-- Start Task inputs --
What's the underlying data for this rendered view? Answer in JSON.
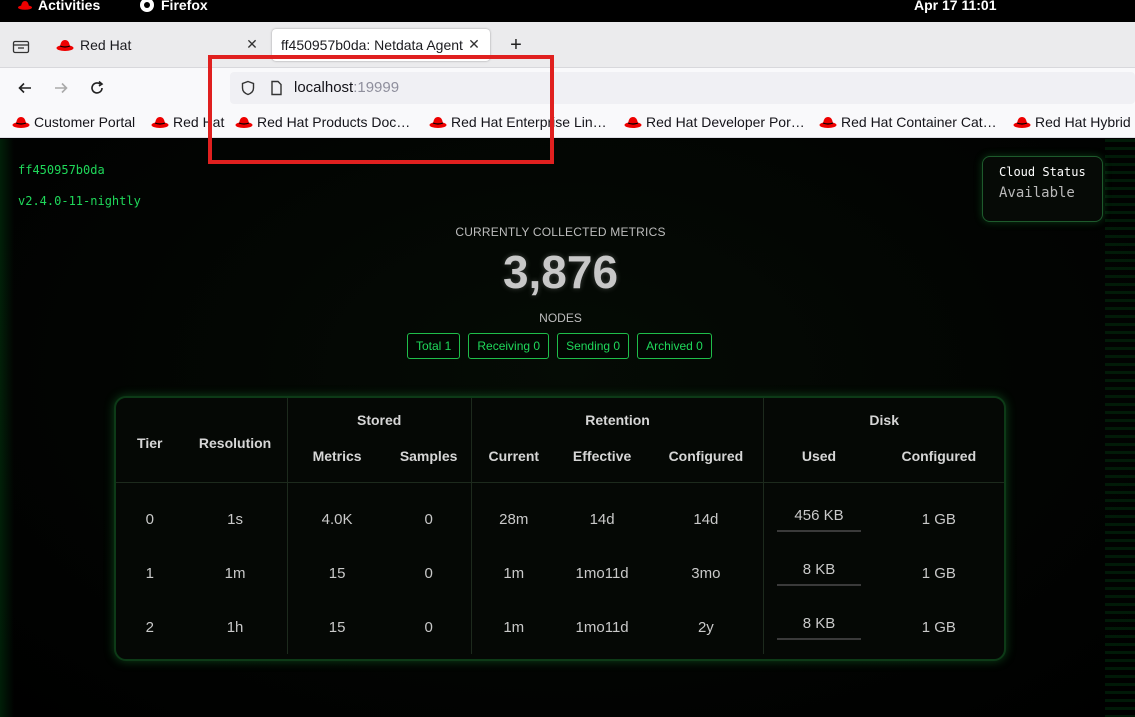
{
  "topbar": {
    "activities": "Activities",
    "app_name": "Firefox",
    "clock": "Apr 17  11:01"
  },
  "tabs": [
    {
      "title": "Red Hat",
      "active": false
    },
    {
      "title": "ff450957b0da: Netdata Agent",
      "active": true
    }
  ],
  "url": {
    "host": "localhost",
    "port": ":19999"
  },
  "bookmarks": [
    "Customer Portal",
    "Red Hat",
    "Red Hat Products Doc…",
    "Red Hat Enterprise Lin…",
    "Red Hat Developer Por…",
    "Red Hat Container Cat…",
    "Red Hat Hybrid"
  ],
  "agent": {
    "hostname": "ff450957b0da",
    "version": "v2.4.0-11-nightly"
  },
  "cloud": {
    "title": "Cloud Status",
    "value": "Available"
  },
  "metrics": {
    "label": "CURRENTLY COLLECTED METRICS",
    "value": "3,876",
    "nodes_label": "NODES",
    "badges": [
      "Total 1",
      "Receiving 0",
      "Sending 0",
      "Archived 0"
    ]
  },
  "tiers_table": {
    "headers": {
      "tier": "Tier",
      "resolution": "Resolution",
      "stored": "Stored",
      "retention": "Retention",
      "disk": "Disk",
      "metrics": "Metrics",
      "samples": "Samples",
      "current": "Current",
      "effective": "Effective",
      "configured": "Configured",
      "used": "Used",
      "disk_configured": "Configured"
    },
    "rows": [
      {
        "tier": "0",
        "resolution": "1s",
        "metrics": "4.0K",
        "samples": "0",
        "current": "28m",
        "effective": "14d",
        "configured": "14d",
        "used": "456 KB",
        "disk_configured": "1 GB"
      },
      {
        "tier": "1",
        "resolution": "1m",
        "metrics": "15",
        "samples": "0",
        "current": "1m",
        "effective": "1mo11d",
        "configured": "3mo",
        "used": "8 KB",
        "disk_configured": "1 GB"
      },
      {
        "tier": "2",
        "resolution": "1h",
        "metrics": "15",
        "samples": "0",
        "current": "1m",
        "effective": "1mo11d",
        "configured": "2y",
        "used": "8 KB",
        "disk_configured": "1 GB"
      }
    ]
  },
  "colors": {
    "accent_green": "#1fd85a",
    "annotation_red": "#e0201f"
  }
}
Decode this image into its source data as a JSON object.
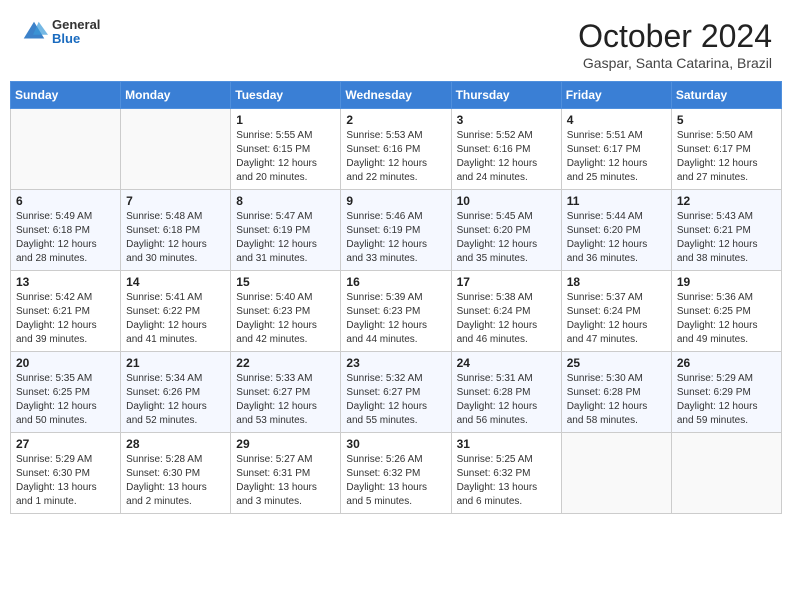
{
  "header": {
    "logo_general": "General",
    "logo_blue": "Blue",
    "month_title": "October 2024",
    "subtitle": "Gaspar, Santa Catarina, Brazil"
  },
  "days_of_week": [
    "Sunday",
    "Monday",
    "Tuesday",
    "Wednesday",
    "Thursday",
    "Friday",
    "Saturday"
  ],
  "weeks": [
    [
      {
        "day": "",
        "info": ""
      },
      {
        "day": "",
        "info": ""
      },
      {
        "day": "1",
        "info": "Sunrise: 5:55 AM\nSunset: 6:15 PM\nDaylight: 12 hours and 20 minutes."
      },
      {
        "day": "2",
        "info": "Sunrise: 5:53 AM\nSunset: 6:16 PM\nDaylight: 12 hours and 22 minutes."
      },
      {
        "day": "3",
        "info": "Sunrise: 5:52 AM\nSunset: 6:16 PM\nDaylight: 12 hours and 24 minutes."
      },
      {
        "day": "4",
        "info": "Sunrise: 5:51 AM\nSunset: 6:17 PM\nDaylight: 12 hours and 25 minutes."
      },
      {
        "day": "5",
        "info": "Sunrise: 5:50 AM\nSunset: 6:17 PM\nDaylight: 12 hours and 27 minutes."
      }
    ],
    [
      {
        "day": "6",
        "info": "Sunrise: 5:49 AM\nSunset: 6:18 PM\nDaylight: 12 hours and 28 minutes."
      },
      {
        "day": "7",
        "info": "Sunrise: 5:48 AM\nSunset: 6:18 PM\nDaylight: 12 hours and 30 minutes."
      },
      {
        "day": "8",
        "info": "Sunrise: 5:47 AM\nSunset: 6:19 PM\nDaylight: 12 hours and 31 minutes."
      },
      {
        "day": "9",
        "info": "Sunrise: 5:46 AM\nSunset: 6:19 PM\nDaylight: 12 hours and 33 minutes."
      },
      {
        "day": "10",
        "info": "Sunrise: 5:45 AM\nSunset: 6:20 PM\nDaylight: 12 hours and 35 minutes."
      },
      {
        "day": "11",
        "info": "Sunrise: 5:44 AM\nSunset: 6:20 PM\nDaylight: 12 hours and 36 minutes."
      },
      {
        "day": "12",
        "info": "Sunrise: 5:43 AM\nSunset: 6:21 PM\nDaylight: 12 hours and 38 minutes."
      }
    ],
    [
      {
        "day": "13",
        "info": "Sunrise: 5:42 AM\nSunset: 6:21 PM\nDaylight: 12 hours and 39 minutes."
      },
      {
        "day": "14",
        "info": "Sunrise: 5:41 AM\nSunset: 6:22 PM\nDaylight: 12 hours and 41 minutes."
      },
      {
        "day": "15",
        "info": "Sunrise: 5:40 AM\nSunset: 6:23 PM\nDaylight: 12 hours and 42 minutes."
      },
      {
        "day": "16",
        "info": "Sunrise: 5:39 AM\nSunset: 6:23 PM\nDaylight: 12 hours and 44 minutes."
      },
      {
        "day": "17",
        "info": "Sunrise: 5:38 AM\nSunset: 6:24 PM\nDaylight: 12 hours and 46 minutes."
      },
      {
        "day": "18",
        "info": "Sunrise: 5:37 AM\nSunset: 6:24 PM\nDaylight: 12 hours and 47 minutes."
      },
      {
        "day": "19",
        "info": "Sunrise: 5:36 AM\nSunset: 6:25 PM\nDaylight: 12 hours and 49 minutes."
      }
    ],
    [
      {
        "day": "20",
        "info": "Sunrise: 5:35 AM\nSunset: 6:25 PM\nDaylight: 12 hours and 50 minutes."
      },
      {
        "day": "21",
        "info": "Sunrise: 5:34 AM\nSunset: 6:26 PM\nDaylight: 12 hours and 52 minutes."
      },
      {
        "day": "22",
        "info": "Sunrise: 5:33 AM\nSunset: 6:27 PM\nDaylight: 12 hours and 53 minutes."
      },
      {
        "day": "23",
        "info": "Sunrise: 5:32 AM\nSunset: 6:27 PM\nDaylight: 12 hours and 55 minutes."
      },
      {
        "day": "24",
        "info": "Sunrise: 5:31 AM\nSunset: 6:28 PM\nDaylight: 12 hours and 56 minutes."
      },
      {
        "day": "25",
        "info": "Sunrise: 5:30 AM\nSunset: 6:28 PM\nDaylight: 12 hours and 58 minutes."
      },
      {
        "day": "26",
        "info": "Sunrise: 5:29 AM\nSunset: 6:29 PM\nDaylight: 12 hours and 59 minutes."
      }
    ],
    [
      {
        "day": "27",
        "info": "Sunrise: 5:29 AM\nSunset: 6:30 PM\nDaylight: 13 hours and 1 minute."
      },
      {
        "day": "28",
        "info": "Sunrise: 5:28 AM\nSunset: 6:30 PM\nDaylight: 13 hours and 2 minutes."
      },
      {
        "day": "29",
        "info": "Sunrise: 5:27 AM\nSunset: 6:31 PM\nDaylight: 13 hours and 3 minutes."
      },
      {
        "day": "30",
        "info": "Sunrise: 5:26 AM\nSunset: 6:32 PM\nDaylight: 13 hours and 5 minutes."
      },
      {
        "day": "31",
        "info": "Sunrise: 5:25 AM\nSunset: 6:32 PM\nDaylight: 13 hours and 6 minutes."
      },
      {
        "day": "",
        "info": ""
      },
      {
        "day": "",
        "info": ""
      }
    ]
  ]
}
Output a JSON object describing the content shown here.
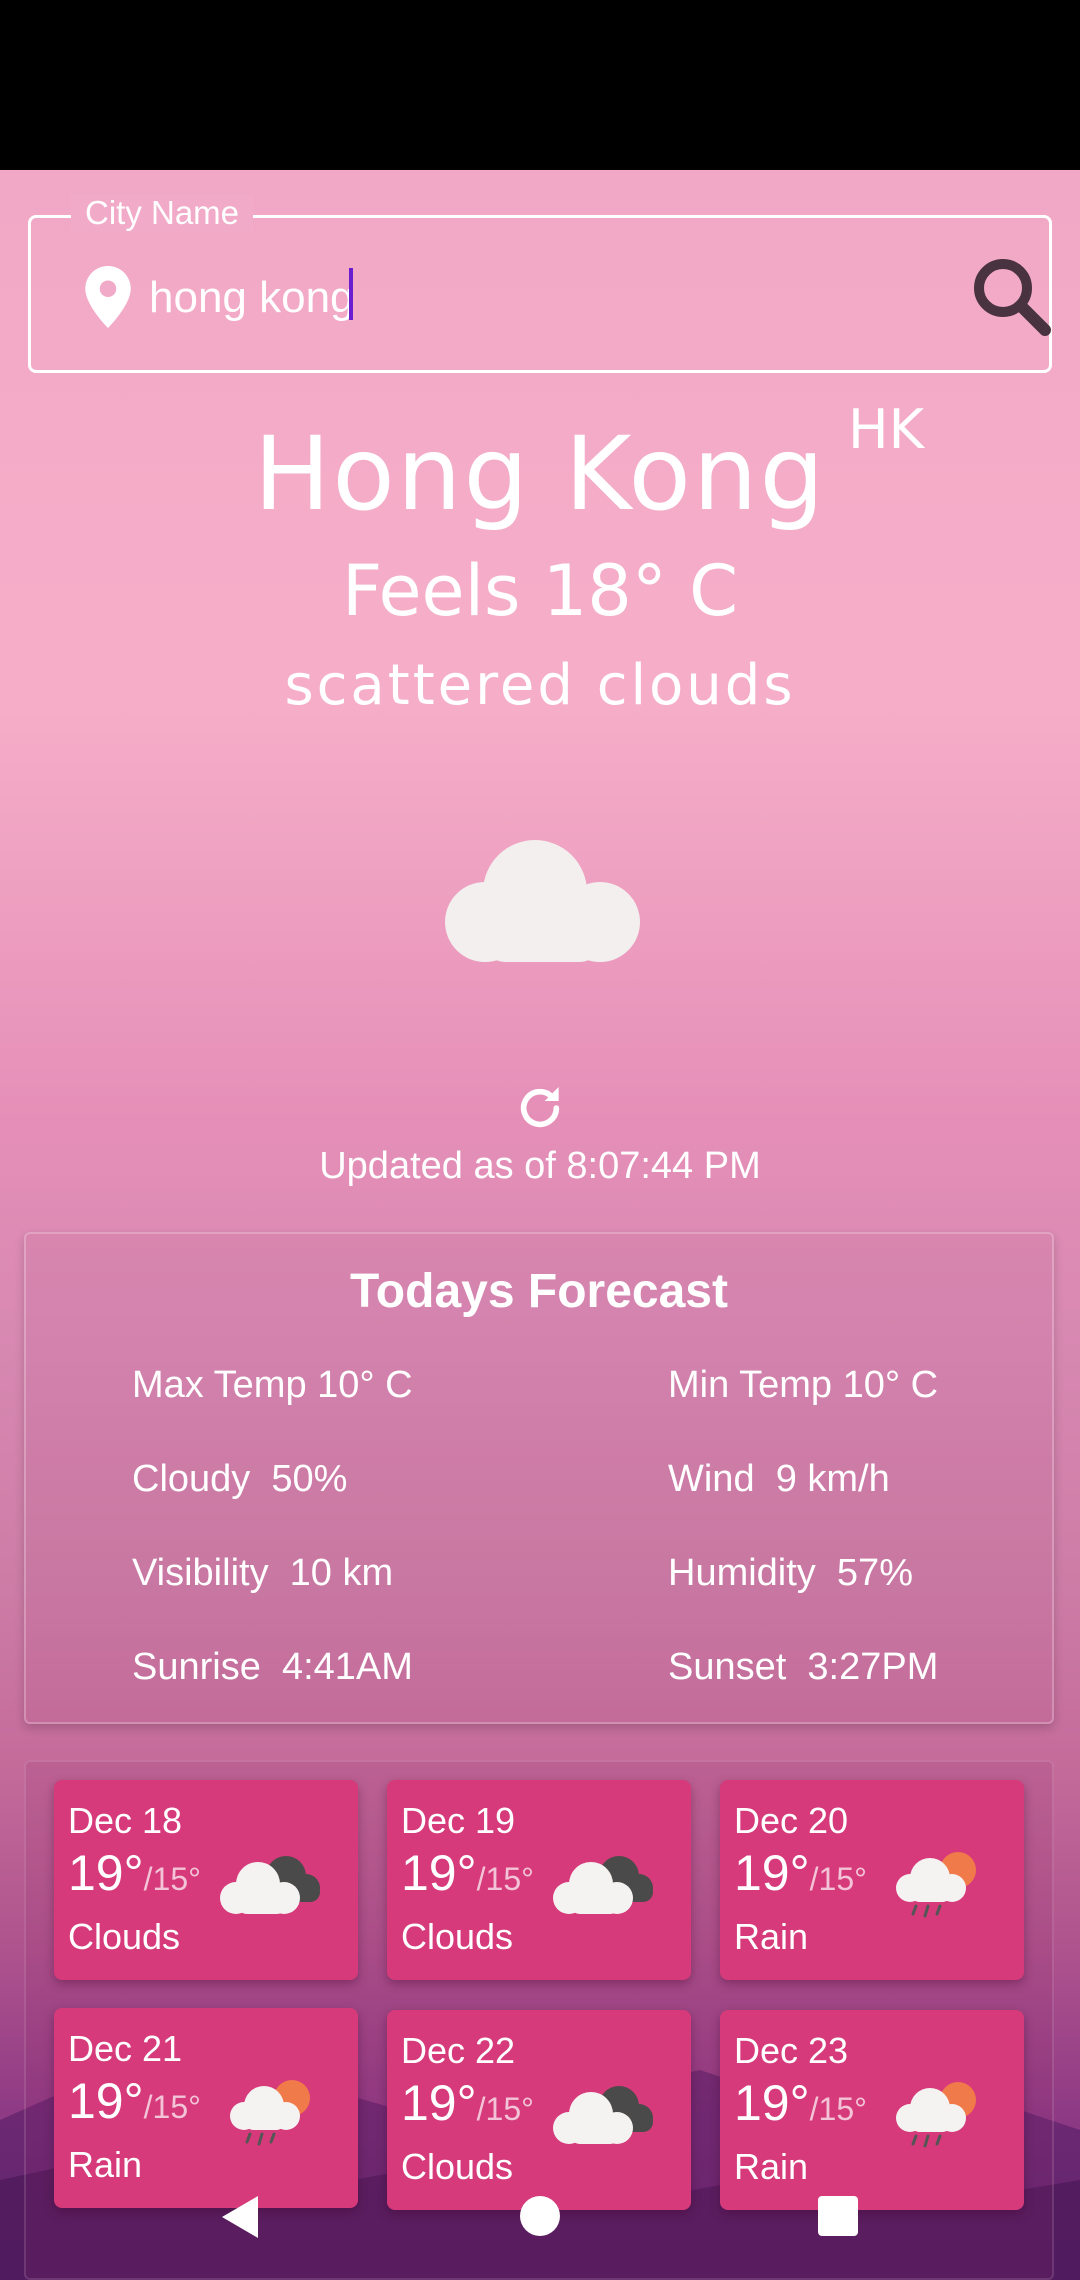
{
  "search": {
    "legend": "City Name",
    "value": "hong kong"
  },
  "current": {
    "city": "Hong Kong",
    "country": "HK",
    "feels": "Feels 18° C",
    "description": "scattered clouds",
    "weather_icon": "cloud-icon",
    "updated": "Updated as of 8:07:44 PM"
  },
  "today": {
    "title": "Todays Forecast",
    "max_temp": "Max Temp 10° C",
    "min_temp": "Min Temp 10° C",
    "cloudy": "Cloudy  50%",
    "wind": "Wind  9 km/h",
    "visibility": "Visibility  10 km",
    "humidity": "Humidity  57%",
    "sunrise": "Sunrise  4:41AM",
    "sunset": "Sunset  3:27PM"
  },
  "daily": [
    {
      "date": "Dec 18",
      "high": "19°",
      "low": "/15°",
      "cond": "Clouds",
      "icon": "clouds-icon"
    },
    {
      "date": "Dec 19",
      "high": "19°",
      "low": "/15°",
      "cond": "Clouds",
      "icon": "clouds-icon"
    },
    {
      "date": "Dec 20",
      "high": "19°",
      "low": "/15°",
      "cond": "Rain",
      "icon": "rain-sun-icon"
    },
    {
      "date": "Dec 21",
      "high": "19°",
      "low": "/15°",
      "cond": "Rain",
      "icon": "rain-sun-icon"
    },
    {
      "date": "Dec 22",
      "high": "19°",
      "low": "/15°",
      "cond": "Clouds",
      "icon": "clouds-icon"
    },
    {
      "date": "Dec 23",
      "high": "19°",
      "low": "/15°",
      "cond": "Rain",
      "icon": "rain-sun-icon"
    }
  ],
  "colors": {
    "card": "#d63a7a",
    "caret": "#6a1ecf"
  }
}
-- End Task inputs --
* [Your objective]: Look for the line that contains "Output a JSON", then please copy it and the rest of the lines through the end of the data, pictures excluded.

* [Completed exercise]:
Output a JSON object describing the content shown here.
{
  "search": {
    "legend": "City Name",
    "value": "hong kong"
  },
  "current": {
    "city": "Hong Kong",
    "country": "HK",
    "feels": "Feels 18° C",
    "description": "scattered clouds",
    "weather_icon": "cloud-icon",
    "updated": "Updated as of 8:07:44 PM"
  },
  "today": {
    "title": "Todays Forecast",
    "max_temp": "Max Temp 10° C",
    "min_temp": "Min Temp 10° C",
    "cloudy": "Cloudy  50%",
    "wind": "Wind  9 km/h",
    "visibility": "Visibility  10 km",
    "humidity": "Humidity  57%",
    "sunrise": "Sunrise  4:41AM",
    "sunset": "Sunset  3:27PM"
  },
  "daily": [
    {
      "date": "Dec 18",
      "high": "19°",
      "low": "/15°",
      "cond": "Clouds",
      "icon": "clouds-icon"
    },
    {
      "date": "Dec 19",
      "high": "19°",
      "low": "/15°",
      "cond": "Clouds",
      "icon": "clouds-icon"
    },
    {
      "date": "Dec 20",
      "high": "19°",
      "low": "/15°",
      "cond": "Rain",
      "icon": "rain-sun-icon"
    },
    {
      "date": "Dec 21",
      "high": "19°",
      "low": "/15°",
      "cond": "Rain",
      "icon": "rain-sun-icon"
    },
    {
      "date": "Dec 22",
      "high": "19°",
      "low": "/15°",
      "cond": "Clouds",
      "icon": "clouds-icon"
    },
    {
      "date": "Dec 23",
      "high": "19°",
      "low": "/15°",
      "cond": "Rain",
      "icon": "rain-sun-icon"
    }
  ],
  "colors": {
    "card": "#d63a7a",
    "caret": "#6a1ecf"
  }
}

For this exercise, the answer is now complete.